Dataset items
== == ==
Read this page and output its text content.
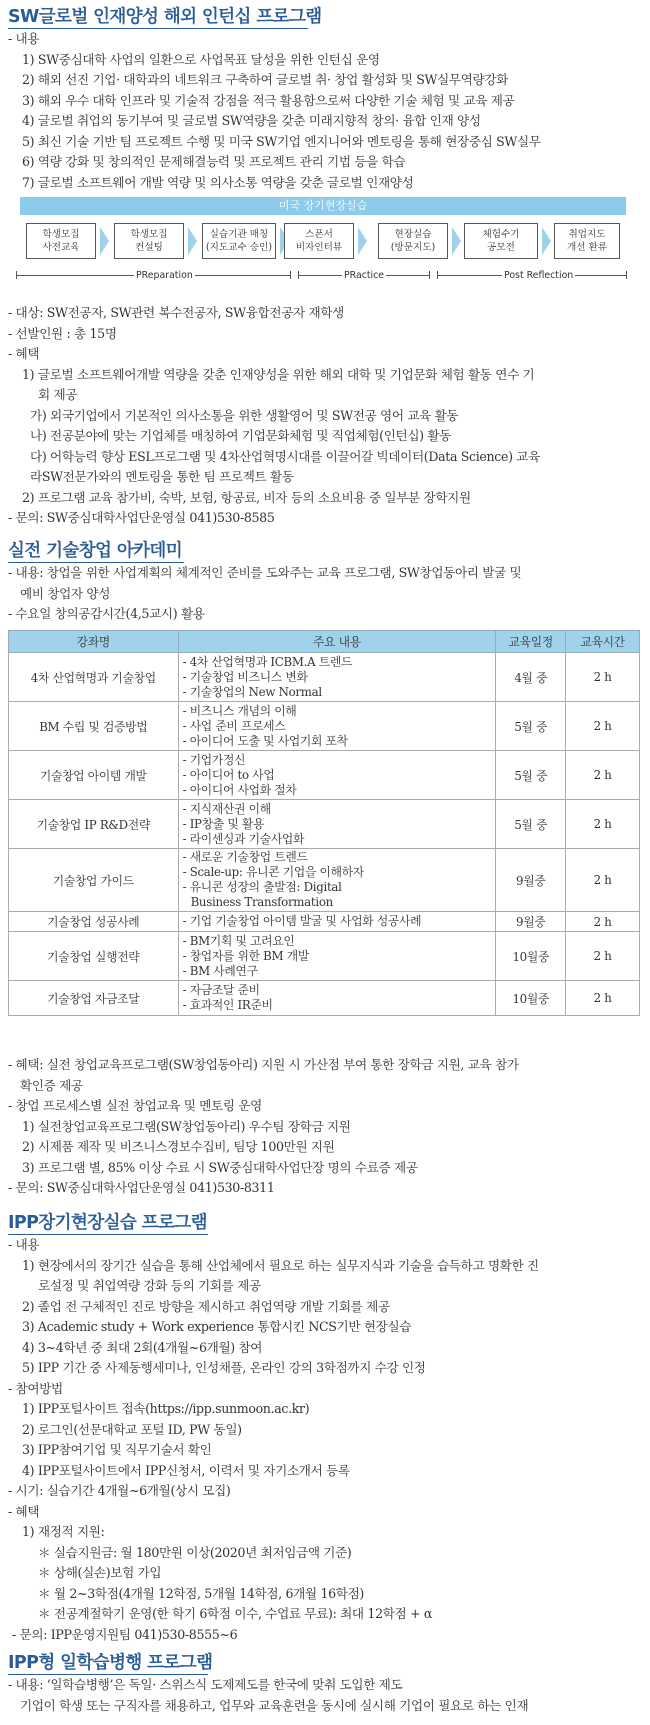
SW글로벌 인재양성 해외 인턴십 프로그램
- 내용
1) SW중심대학 사업의 일환으로 사업목표 달성을 위한 인턴십 운영
2) 해외 선진 기업· 대학과의 네트워크 구축하여 글로벌 취· 창업 활성화 및 SW실무역량강화
3) 해외 우수 대학 인프라 및 기술적 강점을 적극 활용함으로써 다양한 기술 체험 및 교육 제공
4) 글로벌 취업의 동기부여 및 글로벌 SW역량을 갖춘 미래지향적 창의· 융합 인재 양성
5) 최신 기술 기반 팀 프로젝트 수행 및 미국 SW기업 엔지니어와 멘토링을 통해 현장중심 SW실무
6) 역량 강화 및 창의적인 문제해결능력 및 프로젝트 관리 기법 등을 학습
7) 글로벌 소프트웨어 개발 역량 및 의사소통 역량을 갖춘 글로벌 인재양성
미국 장기현장실습
학생모집
사전교육
학생모집
컨설팅
실습기관 매칭
(지도교수 승인)
스폰서
비자인터뷰
현장실습
(방문지도)
체험수기
공모전
취업지도
개선 환류
PReparation	PRactice	Post Reflection
- 대상: SW전공자, SW관련 복수전공자, SW융합전공자 재학생
- 선발인원 : 총 15명
- 혜택
1) 글로벌 소프트웨어개발 역량을 갖춘 인재양성을 위한 해외 대학 및 기업문화 체험 활동 연수 기
회 제공
가) 외국기업에서 기본적인 의사소통을 위한 생활영어 및 SW전공 영어 교육 활동
나) 전공분야에 맞는 기업체를 매칭하여 기업문화체험 및 직업체험(인턴십) 활동
다) 어학능력 향상 ESL프로그램 및 4차산업혁명시대를 이끌어갈 빅데이터(Data Science) 교육
라SW전문가와의 멘토링을 통한 팀 프로젝트 활동
2) 프로그램 교육 참가비, 숙박, 보험, 항공료, 비자 등의 소요비용 중 일부분 장학지원
- 문의: SW중심대학사업단운영실 041)530-8585
실전 기술창업 아카데미
- 내용: 창업을 위한 사업계획의 체계적인 준비를 도와주는 교육 프로그램, SW창업동아리 발굴 및
예비 창업자 양성
- 수요일 창의공감시간(4,5교시) 활용
강좌명	주요 내용	교육일정	교육시간
4차 산업혁명과 기술창업	- 4차 산업혁명과 ICBM.A 트렌드
- 기술창업 비즈니스 변화
- 기술창업의 New Normal	4월 중	2 h
BM 수립 및 검증방법	- 비즈니스 개념의 이해
- 사업 준비 프로세스
- 아이디어 도출 및 사업기회 포착	5월 중	2 h
기술창업 아이템 개발	- 기업가정신
- 아이디어 to 사업
- 아이디어 사업화 절차	5월 중	2 h
기술창업 IP R&D전략	- 지식재산권 이해
- IP창출 및 활용
- 라이센싱과 기술사업화	5월 중	2 h
기술창업 가이드	- 새로운 기술창업 트렌드
- Scale-up: 유니콘 기업을 이해하자
- 유니콘 성장의 출발점: Digital
Business Transformation	9월중	2 h
기술창업 성공사례	- 기업 기술창업 아이템 발굴 및 사업화 성공사례	9월중	2 h
기술창업 실행전략	- BM기획 및 고려요인
- 창업자를 위한 BM 개발
- BM 사례연구	10월중	2 h
기술창업 자금조달	- 자금조달 준비
- 효과적인 IR준비	10월중	2 h
- 혜택: 실전 창업교육프로그램(SW창업동아리) 지원 시 가산점 부여 통한 장학금 지원, 교육 참가
확인증 제공
- 창업 프로세스별 실전 창업교육 및 멘토링 운영
1) 실전창업교육프로그램(SW창업동아리) 우수팀 장학금 지원
2) 시제품 제작 및 비즈니스경보수집비, 팀당 100만원 지원
3) 프로그램 별, 85% 이상 수료 시 SW중심대학사업단장 명의 수료증 제공
- 문의: SW중심대학사업단운영실 041)530-8311
IPP장기현장실습 프로그램
- 내용
1) 현장에서의 장기간 실습을 통해 산업체에서 필요로 하는 실무지식과 기술을 습득하고 명확한 진
로설정 및 취업역량 강화 등의 기회를 제공
2) 졸업 전 구체적인 진로 방향을 제시하고 취업역량 개발 기회를 제공
3) Academic study + Work experience 통합시킨 NCS기반 현장실습
4) 3~4학년 중 최대 2회(4개월~6개월) 참여
5) IPP 기간 중 사제동행세미나, 인성채플, 온라인 강의 3학점까지 수강 인정
- 참여방법
1) IPP포털사이트 접속(https://ipp.sunmoon.ac.kr)
2) 로그인(선문대학교 포털 ID, PW 동일)
3) IPP참여기업 및 직무기술서 확인
4) IPP포털사이트에서 IPP신청서, 이력서 및 자기소개서 등록
- 시기: 실습기간 4개월~6개월(상시 모집)
- 혜택
1) 재정적 지원:
＊ 실습지원금: 월 180만원 이상(2020년 최저임금액 기준)
＊ 상해(실손)보험 가입
＊ 월 2~3학점(4개월 12학점, 5개월 14학점, 6개월 16학점)
＊ 전공계절학기 운영(한 학기 6학점 이수, 수업료 무료): 최대 12학점 + α
- 문의: IPP운영지원팀 041)530-8555~6
IPP형 일학습병행 프로그램
- 내용: ‘일학습병행’은 독일· 스위스식 도제제도를 한국에 맞춰 도입한 제도
기업이 학생 또는 구직자를 채용하고, 업무와 교육훈련을 동시에 실시해 기업이 필요로 하는 인재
== == ==
◆ Short task ◆
Nothing in the entries above should change when they are printed again, except that the pictures are dropped.

◆ Solution to this exercise ◆
Read this page and output its text content.
SW글로벌 인재양성 해외 인턴십 프로그램
- 내용
1) SW중심대학 사업의 일환으로 사업목표 달성을 위한 인턴십 운영
2) 해외 선진 기업· 대학과의 네트워크 구축하여 글로벌 취· 창업 활성화 및 SW실무역량강화
3) 해외 우수 대학 인프라 및 기술적 강점을 적극 활용함으로써 다양한 기술 체험 및 교육 제공
4) 글로벌 취업의 동기부여 및 글로벌 SW역량을 갖춘 미래지향적 창의· 융합 인재 양성
5) 최신 기술 기반 팀 프로젝트 수행 및 미국 SW기업 엔지니어와 멘토링을 통해 현장중심 SW실무
6) 역량 강화 및 창의적인 문제해결능력 및 프로젝트 관리 기법 등을 학습
7) 글로벌 소프트웨어 개발 역량 및 의사소통 역량을 갖춘 글로벌 인재양성
미국 장기현장실습
학생모집
사전교육
학생모집
컨설팅
실습기관 매칭
(지도교수 승인)
스폰서
비자인터뷰
현장실습
(방문지도)
체험수기
공모전
취업지도
개선 환류
PReparation	PRactice	Post Reflection
- 대상: SW전공자, SW관련 복수전공자, SW융합전공자 재학생
- 선발인원 : 총 15명
- 혜택
1) 글로벌 소프트웨어개발 역량을 갖춘 인재양성을 위한 해외 대학 및 기업문화 체험 활동 연수 기
회 제공
가) 외국기업에서 기본적인 의사소통을 위한 생활영어 및 SW전공 영어 교육 활동
나) 전공분야에 맞는 기업체를 매칭하여 기업문화체험 및 직업체험(인턴십) 활동
다) 어학능력 향상 ESL프로그램 및 4차산업혁명시대를 이끌어갈 빅데이터(Data Science) 교육
라SW전문가와의 멘토링을 통한 팀 프로젝트 활동
2) 프로그램 교육 참가비, 숙박, 보험, 항공료, 비자 등의 소요비용 중 일부분 장학지원
- 문의: SW중심대학사업단운영실 041)530-8585
실전 기술창업 아카데미
- 내용: 창업을 위한 사업계획의 체계적인 준비를 도와주는 교육 프로그램, SW창업동아리 발굴 및
예비 창업자 양성
- 수요일 창의공감시간(4,5교시) 활용
강좌명	주요 내용	교육일정	교육시간
4차 산업혁명과 기술창업	- 4차 산업혁명과 ICBM.A 트렌드
- 기술창업 비즈니스 변화
- 기술창업의 New Normal	4월 중	2 h
BM 수립 및 검증방법	- 비즈니스 개념의 이해
- 사업 준비 프로세스
- 아이디어 도출 및 사업기회 포착	5월 중	2 h
기술창업 아이템 개발	- 기업가정신
- 아이디어 to 사업
- 아이디어 사업화 절차	5월 중	2 h
기술창업 IP R&D전략	- 지식재산권 이해
- IP창출 및 활용
- 라이센싱과 기술사업화	5월 중	2 h
기술창업 가이드	- 새로운 기술창업 트렌드
- Scale-up: 유니콘 기업을 이해하자
- 유니콘 성장의 출발점: Digital
Business Transformation	9월중	2 h
기술창업 성공사례	- 기업 기술창업 아이템 발굴 및 사업화 성공사례	9월중	2 h
기술창업 실행전략	- BM기획 및 고려요인
- 창업자를 위한 BM 개발
- BM 사례연구	10월중	2 h
기술창업 자금조달	- 자금조달 준비
- 효과적인 IR준비	10월중	2 h
- 혜택: 실전 창업교육프로그램(SW창업동아리) 지원 시 가산점 부여 통한 장학금 지원, 교육 참가
확인증 제공
- 창업 프로세스별 실전 창업교육 및 멘토링 운영
1) 실전창업교육프로그램(SW창업동아리) 우수팀 장학금 지원
2) 시제품 제작 및 비즈니스경보수집비, 팀당 100만원 지원
3) 프로그램 별, 85% 이상 수료 시 SW중심대학사업단장 명의 수료증 제공
- 문의: SW중심대학사업단운영실 041)530-8311
IPP장기현장실습 프로그램
- 내용
1) 현장에서의 장기간 실습을 통해 산업체에서 필요로 하는 실무지식과 기술을 습득하고 명확한 진
로설정 및 취업역량 강화 등의 기회를 제공
2) 졸업 전 구체적인 진로 방향을 제시하고 취업역량 개발 기회를 제공
3) Academic study + Work experience 통합시킨 NCS기반 현장실습
4) 3~4학년 중 최대 2회(4개월~6개월) 참여
5) IPP 기간 중 사제동행세미나, 인성채플, 온라인 강의 3학점까지 수강 인정
- 참여방법
1) IPP포털사이트 접속(https://ipp.sunmoon.ac.kr)
2) 로그인(선문대학교 포털 ID, PW 동일)
3) IPP참여기업 및 직무기술서 확인
4) IPP포털사이트에서 IPP신청서, 이력서 및 자기소개서 등록
- 시기: 실습기간 4개월~6개월(상시 모집)
- 혜택
1) 재정적 지원:
＊ 실습지원금: 월 180만원 이상(2020년 최저임금액 기준)
＊ 상해(실손)보험 가입
＊ 월 2~3학점(4개월 12학점, 5개월 14학점, 6개월 16학점)
＊ 전공계절학기 운영(한 학기 6학점 이수, 수업료 무료): 최대 12학점 + α
- 문의: IPP운영지원팀 041)530-8555~6
IPP형 일학습병행 프로그램
- 내용: ‘일학습병행’은 독일· 스위스식 도제제도를 한국에 맞춰 도입한 제도
기업이 학생 또는 구직자를 채용하고, 업무와 교육훈련을 동시에 실시해 기업이 필요로 하는 인재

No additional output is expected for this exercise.